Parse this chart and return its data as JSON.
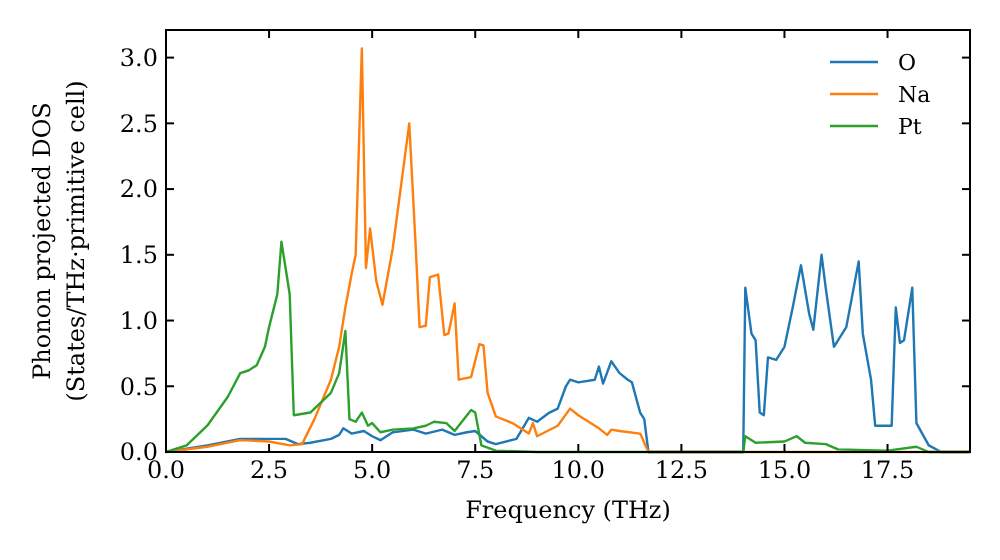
{
  "chart_data": {
    "type": "line",
    "xlabel": "Frequency (THz)",
    "ylabel": "Phonon projected DOS\n(States/THz·primitive cell)",
    "xlim": [
      0,
      19.5
    ],
    "ylim": [
      0,
      3.21
    ],
    "xticks": [
      {
        "value": 0,
        "label": "0.0"
      },
      {
        "value": 2.5,
        "label": "2.5"
      },
      {
        "value": 5,
        "label": "5.0"
      },
      {
        "value": 7.5,
        "label": "7.5"
      },
      {
        "value": 10,
        "label": "10.0"
      },
      {
        "value": 12.5,
        "label": "12.5"
      },
      {
        "value": 15,
        "label": "15.0"
      },
      {
        "value": 17.5,
        "label": "17.5"
      }
    ],
    "yticks": [
      {
        "value": 0,
        "label": "0.0"
      },
      0.5,
      {
        "value": 1,
        "label": "1.0"
      },
      1.5,
      {
        "value": 2,
        "label": "2.0"
      },
      2.5,
      {
        "value": 3,
        "label": "3.0"
      }
    ],
    "grid": false,
    "legend": "top right",
    "series": [
      {
        "name": "O",
        "color": "#1f77b4",
        "x": [
          0,
          1,
          1.8,
          2.5,
          2.9,
          3.2,
          3.5,
          4,
          4.2,
          4.3,
          4.5,
          4.8,
          5,
          5.2,
          5.5,
          6,
          6.3,
          6.7,
          7,
          7.3,
          7.5,
          7.8,
          8,
          8.5,
          8.8,
          9,
          9.3,
          9.5,
          9.7,
          9.8,
          10,
          10.4,
          10.5,
          10.6,
          10.8,
          11,
          11.2,
          11.3,
          11.5,
          11.6,
          11.7,
          14,
          14.05,
          14.2,
          14.3,
          14.4,
          14.5,
          14.6,
          14.8,
          15,
          15.2,
          15.4,
          15.6,
          15.7,
          15.9,
          16,
          16.2,
          16.5,
          16.8,
          16.9,
          17.1,
          17.2,
          17.6,
          17.7,
          17.8,
          17.9,
          18.1,
          18.2,
          18.5,
          18.8,
          19.5
        ],
        "values": [
          0,
          0.05,
          0.1,
          0.1,
          0.1,
          0.06,
          0.07,
          0.1,
          0.13,
          0.18,
          0.14,
          0.16,
          0.12,
          0.09,
          0.15,
          0.17,
          0.14,
          0.17,
          0.13,
          0.15,
          0.16,
          0.08,
          0.06,
          0.1,
          0.26,
          0.23,
          0.3,
          0.33,
          0.5,
          0.55,
          0.53,
          0.55,
          0.65,
          0.52,
          0.69,
          0.6,
          0.55,
          0.53,
          0.3,
          0.25,
          0,
          0,
          1.25,
          0.9,
          0.85,
          0.3,
          0.28,
          0.72,
          0.7,
          0.8,
          1.1,
          1.42,
          1.05,
          0.93,
          1.5,
          1.25,
          0.8,
          0.95,
          1.45,
          0.9,
          0.55,
          0.2,
          0.2,
          1.1,
          0.83,
          0.85,
          1.25,
          0.22,
          0.05,
          0,
          0
        ]
      },
      {
        "name": "Na",
        "color": "#ff7f0e",
        "x": [
          0,
          1,
          1.8,
          2.5,
          3,
          3.3,
          3.6,
          4,
          4.2,
          4.35,
          4.5,
          4.6,
          4.75,
          4.85,
          4.95,
          5.1,
          5.25,
          5.5,
          5.9,
          6.05,
          6.15,
          6.3,
          6.4,
          6.6,
          6.75,
          6.85,
          7,
          7.1,
          7.4,
          7.6,
          7.7,
          7.8,
          8,
          8.4,
          8.8,
          8.9,
          9,
          9.5,
          9.8,
          10,
          10.5,
          10.7,
          10.8,
          11,
          11.5,
          11.7,
          19.5
        ],
        "values": [
          0,
          0.04,
          0.09,
          0.08,
          0.05,
          0.06,
          0.25,
          0.55,
          0.8,
          1.1,
          1.35,
          1.5,
          3.07,
          1.4,
          1.7,
          1.3,
          1.12,
          1.55,
          2.5,
          1.6,
          0.95,
          0.96,
          1.33,
          1.35,
          0.89,
          0.9,
          1.13,
          0.55,
          0.57,
          0.82,
          0.81,
          0.45,
          0.27,
          0.22,
          0.14,
          0.22,
          0.12,
          0.2,
          0.33,
          0.28,
          0.18,
          0.13,
          0.17,
          0.16,
          0.14,
          0,
          0
        ]
      },
      {
        "name": "Pt",
        "color": "#2ca02c",
        "x": [
          0,
          0.5,
          1,
          1.5,
          1.8,
          2,
          2.2,
          2.4,
          2.5,
          2.7,
          2.8,
          3,
          3.1,
          3.5,
          4,
          4.2,
          4.35,
          4.45,
          4.6,
          4.75,
          4.9,
          5,
          5.2,
          5.5,
          6,
          6.3,
          6.5,
          6.8,
          7,
          7.4,
          7.5,
          7.65,
          8,
          9,
          14,
          14.05,
          14.3,
          15,
          15.3,
          15.5,
          16,
          16.3,
          17.5,
          18.2,
          18.5,
          19.5
        ],
        "values": [
          0,
          0.05,
          0.2,
          0.42,
          0.6,
          0.62,
          0.66,
          0.8,
          0.95,
          1.2,
          1.6,
          1.2,
          0.28,
          0.3,
          0.45,
          0.6,
          0.92,
          0.25,
          0.23,
          0.3,
          0.2,
          0.22,
          0.15,
          0.17,
          0.18,
          0.2,
          0.23,
          0.22,
          0.16,
          0.32,
          0.3,
          0.05,
          0.01,
          0,
          0,
          0.12,
          0.07,
          0.08,
          0.12,
          0.07,
          0.06,
          0.02,
          0.01,
          0.04,
          0,
          0
        ]
      }
    ]
  }
}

**********

▸ What you have to do: Show every line of the listing in which the string "color" can be found.

▸ Problem solution:
        "color": "#1f77b4",
        "color": "#ff7f0e",
        "color": "#2ca02c",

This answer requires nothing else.